- **Data**
========================
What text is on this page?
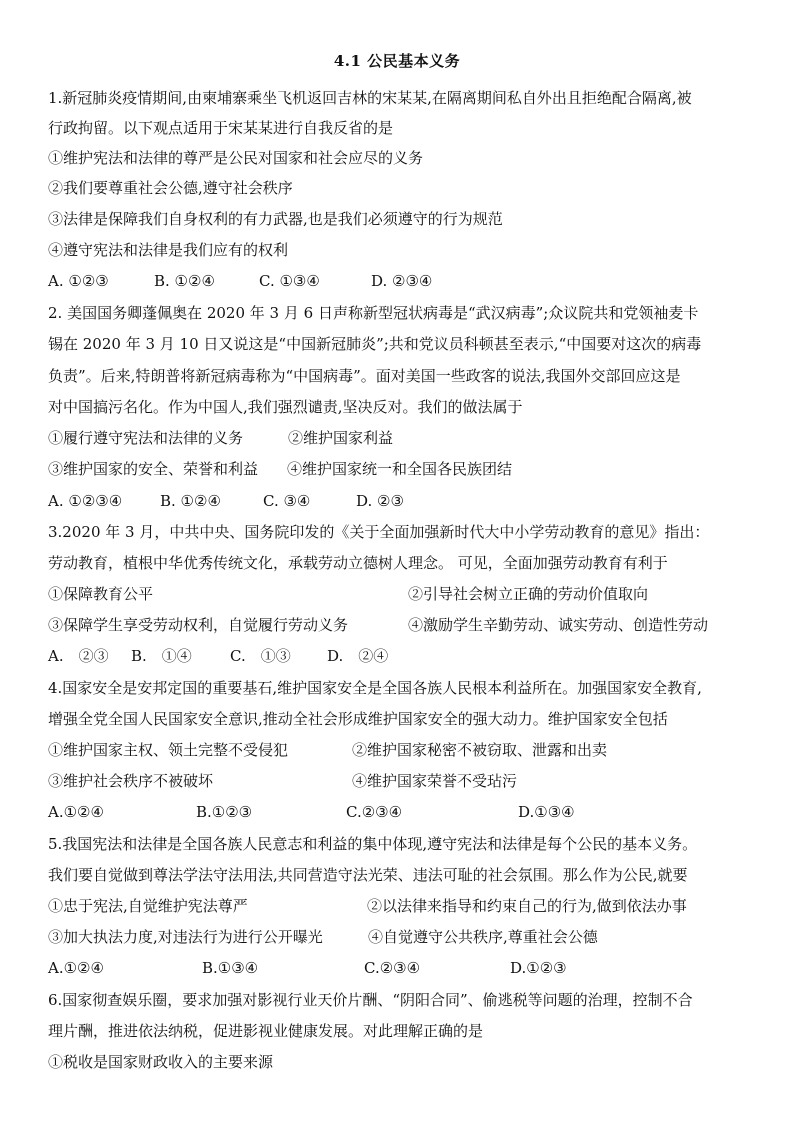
4.1 公民基本义务
1.新冠肺炎疫情期间,由柬埔寨乘坐飞机返回吉林的宋某某,在隔离期间私自外出且拒绝配合隔离,被
行政拘留。以下观点适用于宋某某进行自我反省的是
①维护宪法和法律的尊严是公民对国家和社会应尽的义务
②我们要尊重社会公德,遵守社会秩序
③法律是保障我们自身权利的有力武器,也是我们必须遵守的行为规范
④遵守宪法和法律是我们应有的权利
A. ①②③	B. ①②④	C. ①③④	D. ②③④
2. 美国国务卿蓬佩奥在 2020 年 3 月 6 日声称新型冠状病毒是“武汉病毒”;众议院共和党领袖麦卡
锡在 2020 年 3 月 10 日又说这是“中国新冠肺炎”;共和党议员科顿甚至表示,“中国要对这次的病毒
负责”。后来,特朗普将新冠病毒称为“中国病毒”。面对美国一些政客的说法,我国外交部回应这是
对中国搞污名化。作为中国人,我们强烈谴责,坚决反对。我们的做法属于
①履行遵守宪法和法律的义务	②维护国家利益
③维护国家的安全、荣誉和利益 ④维护国家统一和全国各民族团结
A. ①②③④	B. ①②④	C. ③④	D. ②③
3.2020 年 3 月，中共中央、国务院印发的《关于全面加强新时代大中小学劳动教育的意见》指出：
劳动教育，植根中华优秀传统文化，承载劳动立德树人理念。 可见，全面加强劳动教育有利于
①保障教育公平	②引导社会树立正确的劳动价值取向
③保障学生享受劳动权利，自觉履行劳动义务	④激励学生辛勤劳动、诚实劳动、创造性劳动
A.　②③ B.　①④	C.　①③ D.　②④
4.国家安全是安邦定国的重要基石,维护国家安全是全国各族人民根本利益所在。加强国家安全教育,
增强全党全国人民国家安全意识,推动全社会形成维护国家安全的强大动力。维护国家安全包括
①维护国家主权、领土完整不受侵犯	②维护国家秘密不被窃取、泄露和出卖
③维护社会秩序不被破坏	④维护国家荣誉不受玷污
A.①②④	B.①②③	C.②③④	D.①③④
5.我国宪法和法律是全国各族人民意志和利益的集中体现,遵守宪法和法律是每个公民的基本义务。
我们要自觉做到尊法学法守法用法,共同营造守法光荣、违法可耻的社会氛围。那么作为公民,就要
①忠于宪法,自觉维护宪法尊严	②以法律来指导和约束自己的行为,做到依法办事
③加大执法力度,对违法行为进行公开曝光	④自觉遵守公共秩序,尊重社会公德
A.①②④	B.①③④	C.②③④	D.①②③
6.国家彻查娱乐圈，要求加强对影视行业天价片酬、“阴阳合同”、偷逃税等问题的治理，控制不合
理片酬，推进依法纳税，促进影视业健康发展。对此理解正确的是
①税收是国家财政收入的主要来源
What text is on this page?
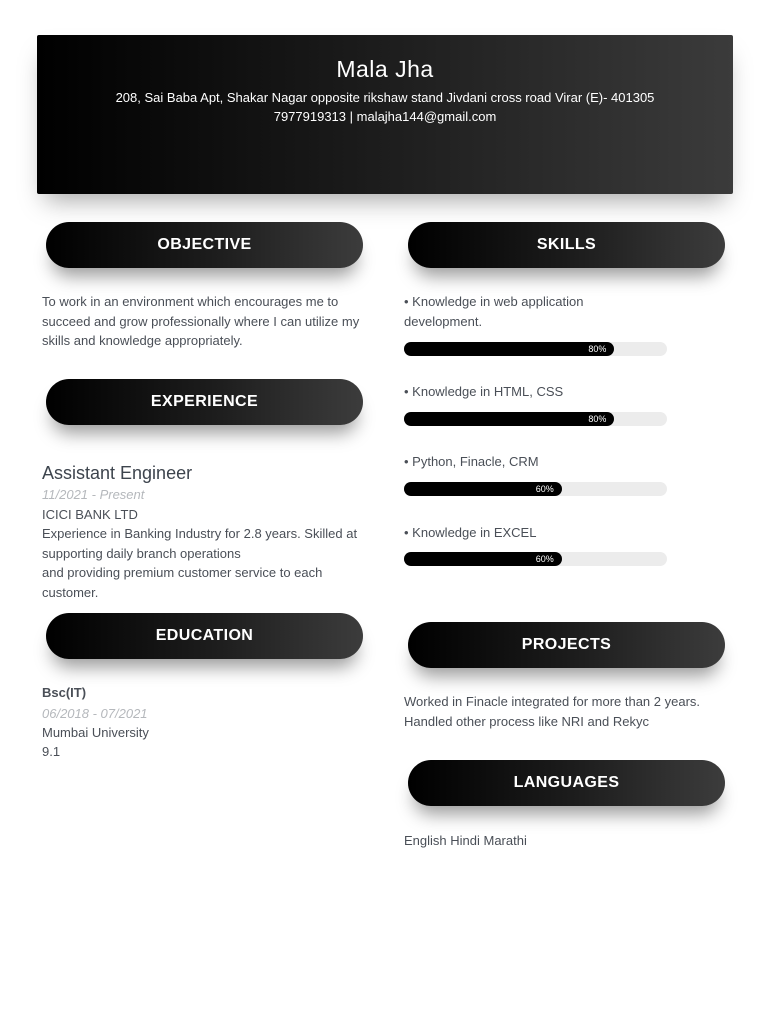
Mala Jha
208, Sai Baba Apt, Shakar Nagar opposite rikshaw stand Jivdani cross road Virar (E)- 401305
7977919313 | malajha144@gmail.com
OBJECTIVE
To work in an environment which encourages me to succeed and grow professionally where I can utilize my skills and knowledge appropriately.
EXPERIENCE
Assistant Engineer
11/2021 - Present
ICICI BANK LTD
Experience in Banking Industry for 2.8 years. Skilled at supporting daily branch operations
and providing premium customer service to each customer.
EDUCATION
Bsc(IT)
06/2018 - 07/2021
Mumbai University
9.1
SKILLS
• Knowledge in web application development.
80%
• Knowledge in HTML, CSS
80%
• Python, Finacle, CRM
60%
• Knowledge in EXCEL
60%
PROJECTS
Worked in Finacle integrated for more than 2 years. Handled other process like NRI and Rekyc
LANGUAGES
English Hindi Marathi
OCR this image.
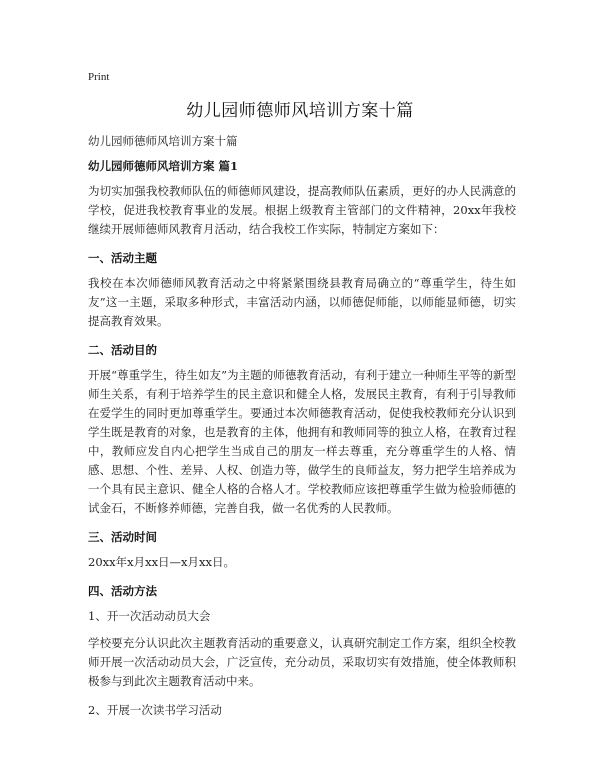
Print
幼儿园师德师风培训方案十篇
幼儿园师德师风培训方案十篇
幼儿园师德师风培训方案 篇1
为切实加强我校教师队伍的师德师风建设，提高教师队伍素质，更好的办人民满意的学校，促进我校教育事业的发展。根据上级教育主管部门的文件精神，20xx年我校继续开展师德师风教育月活动，结合我校工作实际，特制定方案如下：
一、活动主题
我校在本次师德师风教育活动之中将紧紧围绕县教育局确立的“尊重学生，待生如友”这一主题，采取多种形式，丰富活动内涵，以师德促师能，以师能显师德，切实提高教育效果。
二、活动目的
开展“尊重学生，待生如友”为主题的师德教育活动，有利于建立一种师生平等的新型师生关系，有利于培养学生的民主意识和健全人格，发展民主教育，有利于引导教师在爱学生的同时更加尊重学生。要通过本次师德教育活动，促使我校教师充分认识到学生既是教育的对象，也是教育的主体，他拥有和教师同等的独立人格，在教育过程中，教师应发自内心把学生当成自己的朋友一样去尊重，充分尊重学生的人格、情感、思想、个性、差异、人权、创造力等，做学生的良师益友，努力把学生培养成为一个具有民主意识、健全人格的合格人才。学校教师应该把尊重学生做为检验师德的试金石，不断修养师德，完善自我，做一名优秀的人民教师。
三、活动时间
20xx年x月xx日—x月xx日。
四、活动方法
1、开一次活动动员大会
学校要充分认识此次主题教育活动的重要意义，认真研究制定工作方案，组织全校教师开展一次活动动员大会，广泛宣传，充分动员，采取切实有效措施，使全体教师积极参与到此次主题教育活动中来。
2、开展一次读书学习活动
========================
- **Directive**
Make an exact reproduction of the listing above, without any pictures.

- **Task output**
What text is on this page?
4.1 公民基本义务
1.新冠肺炎疫情期间,由柬埔寨乘坐飞机返回吉林的宋某某,在隔离期间私自外出且拒绝配合隔离,被
行政拘留。以下观点适用于宋某某进行自我反省的是
①维护宪法和法律的尊严是公民对国家和社会应尽的义务
②我们要尊重社会公德,遵守社会秩序
③法律是保障我们自身权利的有力武器,也是我们必须遵守的行为规范
④遵守宪法和法律是我们应有的权利
A. ①②③	B. ①②④	C. ①③④	D. ②③④
2. 美国国务卿蓬佩奥在 2020 年 3 月 6 日声称新型冠状病毒是“武汉病毒”;众议院共和党领袖麦卡
锡在 2020 年 3 月 10 日又说这是“中国新冠肺炎”;共和党议员科顿甚至表示,“中国要对这次的病毒
负责”。后来,特朗普将新冠病毒称为“中国病毒”。面对美国一些政客的说法,我国外交部回应这是
对中国搞污名化。作为中国人,我们强烈谴责,坚决反对。我们的做法属于
①履行遵守宪法和法律的义务	②维护国家利益
③维护国家的安全、荣誉和利益 ④维护国家统一和全国各民族团结
A. ①②③④	B. ①②④	C. ③④	D. ②③
3.2020 年 3 月，中共中央、国务院印发的《关于全面加强新时代大中小学劳动教育的意见》指出：
劳动教育，植根中华优秀传统文化，承载劳动立德树人理念。 可见，全面加强劳动教育有利于
①保障教育公平	②引导社会树立正确的劳动价值取向
③保障学生享受劳动权利，自觉履行劳动义务	④激励学生辛勤劳动、诚实劳动、创造性劳动
A.　②③ B.　①④	C.　①③ D.　②④
4.国家安全是安邦定国的重要基石,维护国家安全是全国各族人民根本利益所在。加强国家安全教育,
增强全党全国人民国家安全意识,推动全社会形成维护国家安全的强大动力。维护国家安全包括
①维护国家主权、领土完整不受侵犯	②维护国家秘密不被窃取、泄露和出卖
③维护社会秩序不被破坏	④维护国家荣誉不受玷污
A.①②④	B.①②③	C.②③④	D.①③④
5.我国宪法和法律是全国各族人民意志和利益的集中体现,遵守宪法和法律是每个公民的基本义务。
我们要自觉做到尊法学法守法用法,共同营造守法光荣、违法可耻的社会氛围。那么作为公民,就要
①忠于宪法,自觉维护宪法尊严	②以法律来指导和约束自己的行为,做到依法办事
③加大执法力度,对违法行为进行公开曝光	④自觉遵守公共秩序,尊重社会公德
A.①②④	B.①③④	C.②③④	D.①②③
6.国家彻查娱乐圈，要求加强对影视行业天价片酬、“阴阳合同”、偷逃税等问题的治理，控制不合
理片酬，推进依法纳税，促进影视业健康发展。对此理解正确的是
①税收是国家财政收入的主要来源
What text is on this page?
Mala Jha
208, Sai Baba Apt, Shakar Nagar opposite rikshaw stand Jivdani cross road Virar (E)- 401305
7977919313 | malajha144@gmail.com
OBJECTIVE
To work in an environment which encourages me to succeed and grow professionally where I can utilize my skills and knowledge appropriately.
EXPERIENCE
Assistant Engineer
11/2021 - Present
ICICI BANK LTD
Experience in Banking Industry for 2.8 years. Skilled at supporting daily branch operations
and providing premium customer service to each customer.
EDUCATION
Bsc(IT)
06/2018 - 07/2021
Mumbai University
9.1
SKILLS
• Knowledge in web application development.
80%
• Knowledge in HTML, CSS
80%
• Python, Finacle, CRM
60%
• Knowledge in EXCEL
60%
PROJECTS
Worked in Finacle integrated for more than 2 years. Handled other process like NRI and Rekyc
LANGUAGES
English Hindi Marathi
OCR this image.
Print
幼儿园师德师风培训方案十篇
幼儿园师德师风培训方案十篇
幼儿园师德师风培训方案 篇1
为切实加强我校教师队伍的师德师风建设，提高教师队伍素质，更好的办人民满意的学校，促进我校教育事业的发展。根据上级教育主管部门的文件精神，20xx年我校继续开展师德师风教育月活动，结合我校工作实际，特制定方案如下：
一、活动主题
我校在本次师德师风教育活动之中将紧紧围绕县教育局确立的“尊重学生，待生如友”这一主题，采取多种形式，丰富活动内涵，以师德促师能，以师能显师德，切实提高教育效果。
二、活动目的
开展“尊重学生，待生如友”为主题的师德教育活动，有利于建立一种师生平等的新型师生关系，有利于培养学生的民主意识和健全人格，发展民主教育，有利于引导教师在爱学生的同时更加尊重学生。要通过本次师德教育活动，促使我校教师充分认识到学生既是教育的对象，也是教育的主体，他拥有和教师同等的独立人格，在教育过程中，教师应发自内心把学生当成自己的朋友一样去尊重，充分尊重学生的人格、情感、思想、个性、差异、人权、创造力等，做学生的良师益友，努力把学生培养成为一个具有民主意识、健全人格的合格人才。学校教师应该把尊重学生做为检验师德的试金石，不断修养师德，完善自我，做一名优秀的人民教师。
三、活动时间
20xx年x月xx日—x月xx日。
四、活动方法
1、开一次活动动员大会
学校要充分认识此次主题教育活动的重要意义，认真研究制定工作方案，组织全校教师开展一次活动动员大会，广泛宣传，充分动员，采取切实有效措施，使全体教师积极参与到此次主题教育活动中来。
2、开展一次读书学习活动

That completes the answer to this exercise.